## Given records:
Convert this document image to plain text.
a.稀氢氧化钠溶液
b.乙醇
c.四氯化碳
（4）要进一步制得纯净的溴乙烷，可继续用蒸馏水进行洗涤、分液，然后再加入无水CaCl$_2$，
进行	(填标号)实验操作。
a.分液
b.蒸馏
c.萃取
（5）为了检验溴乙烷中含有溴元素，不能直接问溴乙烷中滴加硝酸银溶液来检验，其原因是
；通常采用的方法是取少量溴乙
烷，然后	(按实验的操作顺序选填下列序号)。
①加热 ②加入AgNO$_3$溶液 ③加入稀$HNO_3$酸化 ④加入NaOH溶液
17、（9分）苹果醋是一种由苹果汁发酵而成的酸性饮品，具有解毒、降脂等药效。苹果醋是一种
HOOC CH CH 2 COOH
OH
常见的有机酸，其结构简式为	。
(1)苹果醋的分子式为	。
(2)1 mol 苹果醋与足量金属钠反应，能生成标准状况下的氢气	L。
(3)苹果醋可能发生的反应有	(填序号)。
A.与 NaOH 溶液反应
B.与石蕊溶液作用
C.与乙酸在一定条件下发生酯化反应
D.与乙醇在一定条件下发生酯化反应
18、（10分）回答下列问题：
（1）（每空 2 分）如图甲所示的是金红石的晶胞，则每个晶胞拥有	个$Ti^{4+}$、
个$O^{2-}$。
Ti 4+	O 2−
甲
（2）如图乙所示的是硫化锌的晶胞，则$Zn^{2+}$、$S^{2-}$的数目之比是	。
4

## What is asked:
Repeat all of the records above exactly as they appear.

## Response to this exercise:
Convert this document image to plain text.
a.稀氢氧化钠溶液
b.乙醇
c.四氯化碳
（4）要进一步制得纯净的溴乙烷，可继续用蒸馏水进行洗涤、分液，然后再加入无水CaCl$_2$，
进行	(填标号)实验操作。
a.分液
b.蒸馏
c.萃取
（5）为了检验溴乙烷中含有溴元素，不能直接问溴乙烷中滴加硝酸银溶液来检验，其原因是
；通常采用的方法是取少量溴乙
烷，然后	(按实验的操作顺序选填下列序号)。
①加热 ②加入AgNO$_3$溶液 ③加入稀$HNO_3$酸化 ④加入NaOH溶液
17、（9分）苹果醋是一种由苹果汁发酵而成的酸性饮品，具有解毒、降脂等药效。苹果醋是一种
HOOC CH CH 2 COOH
OH
常见的有机酸，其结构简式为	。
(1)苹果醋的分子式为	。
(2)1 mol 苹果醋与足量金属钠反应，能生成标准状况下的氢气	L。
(3)苹果醋可能发生的反应有	(填序号)。
A.与 NaOH 溶液反应
B.与石蕊溶液作用
C.与乙酸在一定条件下发生酯化反应
D.与乙醇在一定条件下发生酯化反应
18、（10分）回答下列问题：
（1）（每空 2 分）如图甲所示的是金红石的晶胞，则每个晶胞拥有	个$Ti^{4+}$、
个$O^{2-}$。
Ti 4+	O 2−
甲
（2）如图乙所示的是硫化锌的晶胞，则$Zn^{2+}$、$S^{2-}$的数目之比是	。
4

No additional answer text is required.